* _THE REQUEST_:
Could you render the listing as a Markdown table, from its first line through the line that contains "199, 568, 226]", with a Row column holding the row number and a Line column holding the line, and with blank lines left out?

· · · ·

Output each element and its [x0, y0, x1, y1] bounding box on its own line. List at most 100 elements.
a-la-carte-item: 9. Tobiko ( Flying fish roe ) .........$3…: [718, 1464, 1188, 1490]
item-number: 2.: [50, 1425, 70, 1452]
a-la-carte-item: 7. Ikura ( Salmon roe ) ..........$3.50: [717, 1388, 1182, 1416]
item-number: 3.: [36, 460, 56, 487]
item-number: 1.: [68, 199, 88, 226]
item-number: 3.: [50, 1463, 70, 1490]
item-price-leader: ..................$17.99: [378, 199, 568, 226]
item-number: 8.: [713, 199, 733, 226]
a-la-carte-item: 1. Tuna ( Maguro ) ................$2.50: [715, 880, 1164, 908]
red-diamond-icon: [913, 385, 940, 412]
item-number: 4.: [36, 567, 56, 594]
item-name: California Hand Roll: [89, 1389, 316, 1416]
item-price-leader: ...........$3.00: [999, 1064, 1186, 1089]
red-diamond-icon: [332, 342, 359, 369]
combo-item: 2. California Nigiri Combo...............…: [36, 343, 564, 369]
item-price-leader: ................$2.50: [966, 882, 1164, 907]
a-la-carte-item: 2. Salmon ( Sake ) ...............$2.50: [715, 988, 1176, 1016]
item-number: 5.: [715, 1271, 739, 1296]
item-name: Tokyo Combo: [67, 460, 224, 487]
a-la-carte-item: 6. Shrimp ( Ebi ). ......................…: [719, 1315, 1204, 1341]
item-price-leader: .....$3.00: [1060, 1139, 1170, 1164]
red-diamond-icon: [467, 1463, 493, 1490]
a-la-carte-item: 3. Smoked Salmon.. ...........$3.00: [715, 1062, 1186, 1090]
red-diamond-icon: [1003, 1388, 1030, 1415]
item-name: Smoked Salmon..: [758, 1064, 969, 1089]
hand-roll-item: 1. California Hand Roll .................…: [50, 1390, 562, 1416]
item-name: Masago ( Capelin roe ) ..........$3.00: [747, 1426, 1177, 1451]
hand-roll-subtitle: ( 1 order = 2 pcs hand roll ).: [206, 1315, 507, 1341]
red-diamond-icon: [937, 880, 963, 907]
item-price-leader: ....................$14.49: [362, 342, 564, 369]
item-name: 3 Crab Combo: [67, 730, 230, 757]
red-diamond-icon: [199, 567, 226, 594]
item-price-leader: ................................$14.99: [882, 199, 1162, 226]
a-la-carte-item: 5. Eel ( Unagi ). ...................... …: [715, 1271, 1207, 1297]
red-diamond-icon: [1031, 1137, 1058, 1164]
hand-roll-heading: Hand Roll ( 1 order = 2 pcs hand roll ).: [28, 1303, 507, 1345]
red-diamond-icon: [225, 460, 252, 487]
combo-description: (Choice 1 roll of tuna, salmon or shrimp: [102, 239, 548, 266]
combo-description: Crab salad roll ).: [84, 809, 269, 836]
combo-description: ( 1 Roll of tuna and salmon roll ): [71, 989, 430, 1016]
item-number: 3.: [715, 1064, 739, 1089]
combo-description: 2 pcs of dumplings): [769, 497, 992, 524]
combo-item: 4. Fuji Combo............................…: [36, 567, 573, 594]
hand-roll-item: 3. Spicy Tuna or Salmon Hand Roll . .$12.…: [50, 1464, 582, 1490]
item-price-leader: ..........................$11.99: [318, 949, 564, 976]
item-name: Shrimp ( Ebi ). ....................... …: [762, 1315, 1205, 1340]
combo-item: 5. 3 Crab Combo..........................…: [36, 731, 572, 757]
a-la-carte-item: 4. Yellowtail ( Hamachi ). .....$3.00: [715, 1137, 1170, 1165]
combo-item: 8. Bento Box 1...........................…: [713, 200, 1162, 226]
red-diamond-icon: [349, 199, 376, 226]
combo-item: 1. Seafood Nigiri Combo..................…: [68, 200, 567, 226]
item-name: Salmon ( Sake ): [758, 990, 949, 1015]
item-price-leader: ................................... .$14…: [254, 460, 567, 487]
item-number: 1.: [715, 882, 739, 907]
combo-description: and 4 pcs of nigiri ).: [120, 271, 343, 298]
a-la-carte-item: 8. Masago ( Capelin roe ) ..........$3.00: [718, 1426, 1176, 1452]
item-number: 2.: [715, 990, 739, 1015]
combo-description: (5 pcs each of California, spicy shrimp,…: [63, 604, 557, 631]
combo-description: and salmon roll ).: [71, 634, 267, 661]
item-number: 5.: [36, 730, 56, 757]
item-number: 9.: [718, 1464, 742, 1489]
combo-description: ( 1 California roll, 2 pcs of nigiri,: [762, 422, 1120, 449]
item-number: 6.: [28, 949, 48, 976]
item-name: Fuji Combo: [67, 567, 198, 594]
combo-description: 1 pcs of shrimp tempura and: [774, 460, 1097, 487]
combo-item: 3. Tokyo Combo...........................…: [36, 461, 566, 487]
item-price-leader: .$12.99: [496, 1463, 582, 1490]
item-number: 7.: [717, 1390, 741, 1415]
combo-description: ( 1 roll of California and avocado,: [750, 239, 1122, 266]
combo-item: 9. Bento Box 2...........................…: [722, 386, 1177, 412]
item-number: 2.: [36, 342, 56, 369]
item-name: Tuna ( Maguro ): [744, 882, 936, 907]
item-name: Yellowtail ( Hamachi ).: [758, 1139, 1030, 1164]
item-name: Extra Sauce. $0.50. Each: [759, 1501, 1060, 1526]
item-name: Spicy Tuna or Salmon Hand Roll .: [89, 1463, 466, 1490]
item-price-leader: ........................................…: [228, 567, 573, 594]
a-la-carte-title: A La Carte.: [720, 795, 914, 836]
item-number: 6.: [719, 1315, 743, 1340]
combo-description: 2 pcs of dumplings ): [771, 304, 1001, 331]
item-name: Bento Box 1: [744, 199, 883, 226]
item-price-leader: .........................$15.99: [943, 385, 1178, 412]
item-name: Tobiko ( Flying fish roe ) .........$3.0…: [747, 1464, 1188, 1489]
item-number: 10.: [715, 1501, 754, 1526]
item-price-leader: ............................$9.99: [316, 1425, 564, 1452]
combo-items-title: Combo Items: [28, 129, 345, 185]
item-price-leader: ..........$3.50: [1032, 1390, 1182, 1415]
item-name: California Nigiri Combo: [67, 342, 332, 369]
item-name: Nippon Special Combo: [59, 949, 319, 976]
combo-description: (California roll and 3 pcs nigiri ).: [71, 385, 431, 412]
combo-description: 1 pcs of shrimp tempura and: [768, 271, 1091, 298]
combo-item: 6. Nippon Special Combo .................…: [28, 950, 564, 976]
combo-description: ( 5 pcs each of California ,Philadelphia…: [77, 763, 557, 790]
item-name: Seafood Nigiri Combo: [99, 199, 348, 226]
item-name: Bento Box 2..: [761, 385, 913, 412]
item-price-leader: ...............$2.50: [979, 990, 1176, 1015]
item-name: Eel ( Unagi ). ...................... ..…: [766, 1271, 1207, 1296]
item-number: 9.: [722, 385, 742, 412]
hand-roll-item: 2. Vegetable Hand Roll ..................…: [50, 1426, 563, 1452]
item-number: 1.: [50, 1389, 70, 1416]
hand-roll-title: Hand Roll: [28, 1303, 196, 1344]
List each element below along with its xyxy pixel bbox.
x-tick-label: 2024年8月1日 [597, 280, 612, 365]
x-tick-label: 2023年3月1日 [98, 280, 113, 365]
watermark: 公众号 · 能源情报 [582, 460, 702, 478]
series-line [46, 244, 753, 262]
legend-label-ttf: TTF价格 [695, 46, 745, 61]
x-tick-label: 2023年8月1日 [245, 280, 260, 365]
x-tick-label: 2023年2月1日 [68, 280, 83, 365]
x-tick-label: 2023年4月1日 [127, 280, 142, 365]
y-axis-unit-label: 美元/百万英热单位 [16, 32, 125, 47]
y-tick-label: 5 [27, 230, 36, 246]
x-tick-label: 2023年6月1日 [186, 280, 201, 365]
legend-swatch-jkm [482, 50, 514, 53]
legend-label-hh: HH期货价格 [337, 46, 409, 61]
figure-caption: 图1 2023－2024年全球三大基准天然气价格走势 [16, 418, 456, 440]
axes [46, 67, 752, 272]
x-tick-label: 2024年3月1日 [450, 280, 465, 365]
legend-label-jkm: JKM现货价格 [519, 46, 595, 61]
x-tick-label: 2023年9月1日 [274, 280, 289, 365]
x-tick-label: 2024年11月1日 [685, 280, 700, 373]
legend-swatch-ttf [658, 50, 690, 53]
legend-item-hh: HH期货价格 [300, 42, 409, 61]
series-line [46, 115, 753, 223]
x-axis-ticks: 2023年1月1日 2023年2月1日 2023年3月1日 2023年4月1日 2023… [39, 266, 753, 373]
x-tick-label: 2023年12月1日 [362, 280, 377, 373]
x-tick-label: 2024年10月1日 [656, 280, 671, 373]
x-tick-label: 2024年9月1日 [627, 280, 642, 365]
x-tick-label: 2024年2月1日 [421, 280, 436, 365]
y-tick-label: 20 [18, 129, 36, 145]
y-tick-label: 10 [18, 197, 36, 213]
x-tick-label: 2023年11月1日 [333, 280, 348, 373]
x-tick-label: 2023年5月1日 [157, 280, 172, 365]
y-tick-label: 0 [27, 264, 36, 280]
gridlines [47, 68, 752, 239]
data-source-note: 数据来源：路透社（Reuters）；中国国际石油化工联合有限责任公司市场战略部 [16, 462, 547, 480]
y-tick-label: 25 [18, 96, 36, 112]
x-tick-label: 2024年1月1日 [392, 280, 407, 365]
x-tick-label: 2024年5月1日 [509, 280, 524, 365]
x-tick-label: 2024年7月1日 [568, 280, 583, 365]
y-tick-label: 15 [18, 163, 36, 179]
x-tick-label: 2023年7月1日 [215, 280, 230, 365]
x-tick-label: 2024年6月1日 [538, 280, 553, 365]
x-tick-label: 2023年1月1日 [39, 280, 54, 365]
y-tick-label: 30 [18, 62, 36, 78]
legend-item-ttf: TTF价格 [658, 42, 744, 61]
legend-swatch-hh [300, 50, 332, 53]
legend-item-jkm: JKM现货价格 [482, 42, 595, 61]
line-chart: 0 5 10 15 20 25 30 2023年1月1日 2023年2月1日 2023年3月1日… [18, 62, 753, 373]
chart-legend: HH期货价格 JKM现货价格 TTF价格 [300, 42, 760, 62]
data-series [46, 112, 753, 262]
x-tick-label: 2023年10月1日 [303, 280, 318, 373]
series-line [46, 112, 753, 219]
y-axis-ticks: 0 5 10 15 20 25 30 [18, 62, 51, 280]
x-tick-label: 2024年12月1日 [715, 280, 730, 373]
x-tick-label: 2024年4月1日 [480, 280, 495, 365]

· · · ·

* _FINISHED TASK_:
| Row | Line |
|---|---|
| 1 | Output each element and its [x0, y0, x1, y1] bounding box on its own line. List at most 100 elements. |
| 2 | a-la-carte-item: 9. Tobiko ( Flying fish roe ) .........$3…: [718, 1464, 1188, 1490] |
| 3 | item-number: 2.: [50, 1425, 70, 1452] |
| 4 | a-la-carte-item: 7. Ikura ( Salmon roe ) ..........$3.50: [717, 1388, 1182, 1416] |
| 5 | item-number: 3.: [36, 460, 56, 487] |
| 6 | item-number: 1.: [68, 199, 88, 226] |
| 7 | item-number: 3.: [50, 1463, 70, 1490] |
| 8 | item-price-leader: ..................$17.99: [378, 199, 568, 226] |